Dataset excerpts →

+++

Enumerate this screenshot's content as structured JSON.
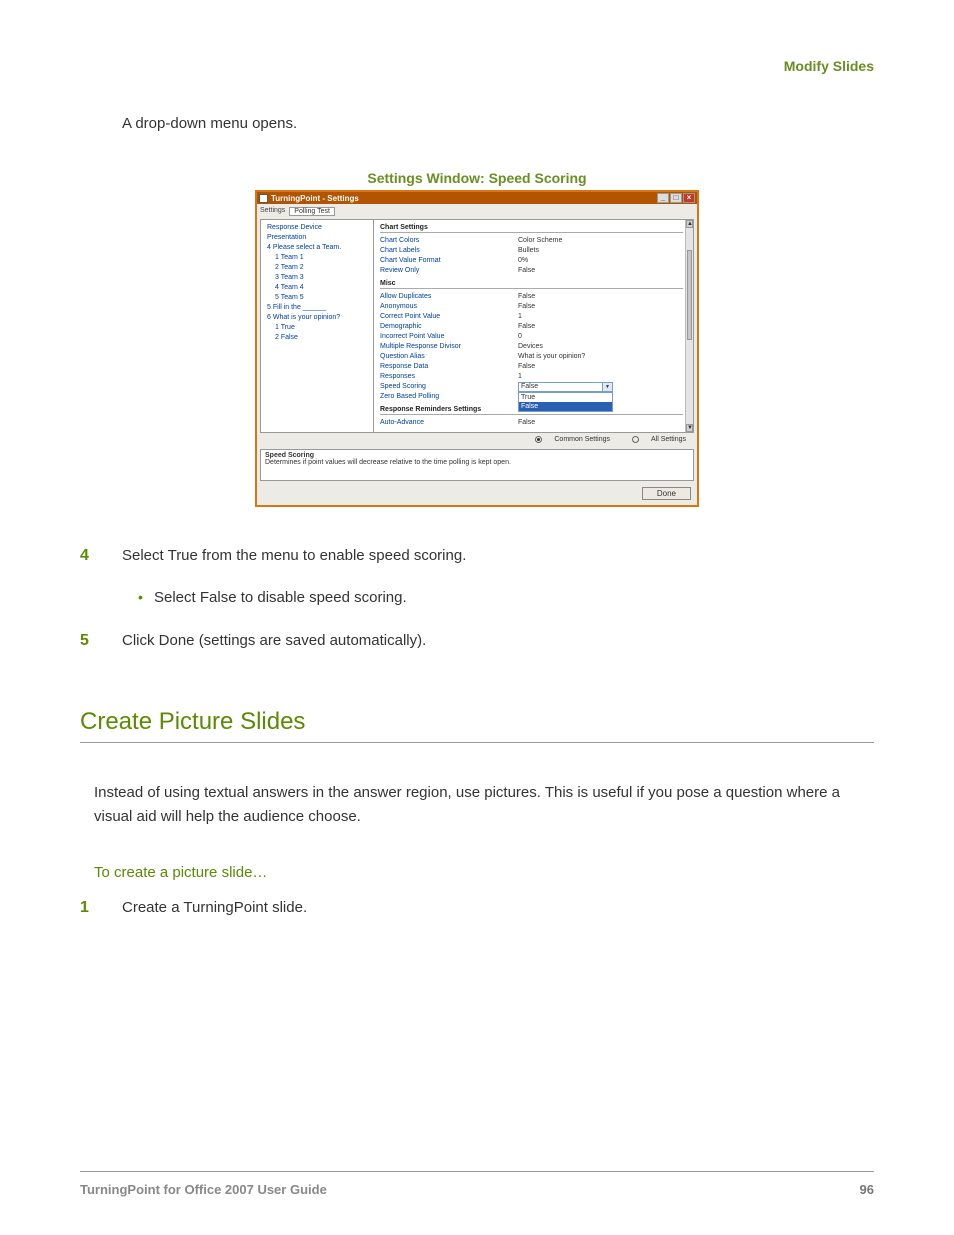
{
  "header": {
    "section": "Modify Slides"
  },
  "intro": "A drop-down menu opens.",
  "figure": {
    "caption": "Settings Window: Speed Scoring",
    "window_title": "TurningPoint - Settings",
    "tabs": {
      "label": "Settings",
      "active": "Polling Test"
    },
    "tree": [
      {
        "text": "Response Device",
        "indent": 0
      },
      {
        "text": "Presentation",
        "indent": 0
      },
      {
        "text": "4  Please select a Team.",
        "indent": 0
      },
      {
        "text": "1  Team 1",
        "indent": 1
      },
      {
        "text": "2  Team 2",
        "indent": 1
      },
      {
        "text": "3  Team 3",
        "indent": 1
      },
      {
        "text": "4  Team 4",
        "indent": 1
      },
      {
        "text": "5  Team 5",
        "indent": 1
      },
      {
        "text": "5  Fill in the ______",
        "indent": 0
      },
      {
        "text": "6  What is your opinion?",
        "indent": 0
      },
      {
        "text": "1  True",
        "indent": 1
      },
      {
        "text": "2  False",
        "indent": 1
      }
    ],
    "groups": [
      {
        "title": "Chart Settings",
        "rows": [
          {
            "key": "Chart Colors",
            "val": "Color Scheme"
          },
          {
            "key": "Chart Labels",
            "val": "Bullets"
          },
          {
            "key": "Chart Value Format",
            "val": "0%"
          },
          {
            "key": "Review Only",
            "val": "False"
          }
        ]
      },
      {
        "title": "Misc",
        "rows": [
          {
            "key": "Allow Duplicates",
            "val": "False"
          },
          {
            "key": "Anonymous",
            "val": "False"
          },
          {
            "key": "Correct Point Value",
            "val": "1"
          },
          {
            "key": "Demographic",
            "val": "False"
          },
          {
            "key": "Incorrect Point Value",
            "val": "0"
          },
          {
            "key": "Multiple Response Divisor",
            "val": "Devices"
          },
          {
            "key": "Question Alias",
            "val": "What is your opinion?"
          },
          {
            "key": "Response Data",
            "val": "False"
          },
          {
            "key": "Responses",
            "val": "1"
          },
          {
            "key": "Speed Scoring",
            "val": "False",
            "dropdown": true,
            "options": [
              "True",
              "False"
            ],
            "selected": "False"
          },
          {
            "key": "Zero Based Polling",
            "val": ""
          }
        ]
      },
      {
        "title": "Response Reminders Settings",
        "rows": [
          {
            "key": "Auto-Advance",
            "val": "False"
          }
        ]
      }
    ],
    "radios": {
      "common": "Common Settings",
      "all": "All Settings"
    },
    "description": {
      "title": "Speed Scoring",
      "body": "Determines if point values will decrease relative to the time polling is kept open."
    },
    "done": "Done"
  },
  "steps": {
    "s4": {
      "num": "4",
      "text": "Select True from the menu to enable speed scoring."
    },
    "s4_bullet": "Select False to disable speed scoring.",
    "s5": {
      "num": "5",
      "text": "Click Done (settings are saved automatically)."
    }
  },
  "section": {
    "heading": "Create Picture Slides",
    "para": "Instead of using textual answers in the answer region, use pictures. This is useful if you pose a question where a visual aid will help the audience choose.",
    "sub": "To create a picture slide…",
    "step1": {
      "num": "1",
      "text": "Create a TurningPoint slide."
    }
  },
  "footer": {
    "left": "TurningPoint for Office 2007 User Guide",
    "right": "96"
  }
}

+++

WHAT TO DO → Leave out the pictures and restate everything else word for word.

ANSWER TO THIS EXERCISE →
Enumerate this screenshot's content as structured JSON.
{
  "header": {
    "section": "Modify Slides"
  },
  "intro": "A drop-down menu opens.",
  "figure": {
    "caption": "Settings Window: Speed Scoring",
    "window_title": "TurningPoint - Settings",
    "tabs": {
      "label": "Settings",
      "active": "Polling Test"
    },
    "tree": [
      {
        "text": "Response Device",
        "indent": 0
      },
      {
        "text": "Presentation",
        "indent": 0
      },
      {
        "text": "4  Please select a Team.",
        "indent": 0
      },
      {
        "text": "1  Team 1",
        "indent": 1
      },
      {
        "text": "2  Team 2",
        "indent": 1
      },
      {
        "text": "3  Team 3",
        "indent": 1
      },
      {
        "text": "4  Team 4",
        "indent": 1
      },
      {
        "text": "5  Team 5",
        "indent": 1
      },
      {
        "text": "5  Fill in the ______",
        "indent": 0
      },
      {
        "text": "6  What is your opinion?",
        "indent": 0
      },
      {
        "text": "1  True",
        "indent": 1
      },
      {
        "text": "2  False",
        "indent": 1
      }
    ],
    "groups": [
      {
        "title": "Chart Settings",
        "rows": [
          {
            "key": "Chart Colors",
            "val": "Color Scheme"
          },
          {
            "key": "Chart Labels",
            "val": "Bullets"
          },
          {
            "key": "Chart Value Format",
            "val": "0%"
          },
          {
            "key": "Review Only",
            "val": "False"
          }
        ]
      },
      {
        "title": "Misc",
        "rows": [
          {
            "key": "Allow Duplicates",
            "val": "False"
          },
          {
            "key": "Anonymous",
            "val": "False"
          },
          {
            "key": "Correct Point Value",
            "val": "1"
          },
          {
            "key": "Demographic",
            "val": "False"
          },
          {
            "key": "Incorrect Point Value",
            "val": "0"
          },
          {
            "key": "Multiple Response Divisor",
            "val": "Devices"
          },
          {
            "key": "Question Alias",
            "val": "What is your opinion?"
          },
          {
            "key": "Response Data",
            "val": "False"
          },
          {
            "key": "Responses",
            "val": "1"
          },
          {
            "key": "Speed Scoring",
            "val": "False",
            "dropdown": true,
            "options": [
              "True",
              "False"
            ],
            "selected": "False"
          },
          {
            "key": "Zero Based Polling",
            "val": ""
          }
        ]
      },
      {
        "title": "Response Reminders Settings",
        "rows": [
          {
            "key": "Auto-Advance",
            "val": "False"
          }
        ]
      }
    ],
    "radios": {
      "common": "Common Settings",
      "all": "All Settings"
    },
    "description": {
      "title": "Speed Scoring",
      "body": "Determines if point values will decrease relative to the time polling is kept open."
    },
    "done": "Done"
  },
  "steps": {
    "s4": {
      "num": "4",
      "text": "Select True from the menu to enable speed scoring."
    },
    "s4_bullet": "Select False to disable speed scoring.",
    "s5": {
      "num": "5",
      "text": "Click Done (settings are saved automatically)."
    }
  },
  "section": {
    "heading": "Create Picture Slides",
    "para": "Instead of using textual answers in the answer region, use pictures. This is useful if you pose a question where a visual aid will help the audience choose.",
    "sub": "To create a picture slide…",
    "step1": {
      "num": "1",
      "text": "Create a TurningPoint slide."
    }
  },
  "footer": {
    "left": "TurningPoint for Office 2007 User Guide",
    "right": "96"
  }
}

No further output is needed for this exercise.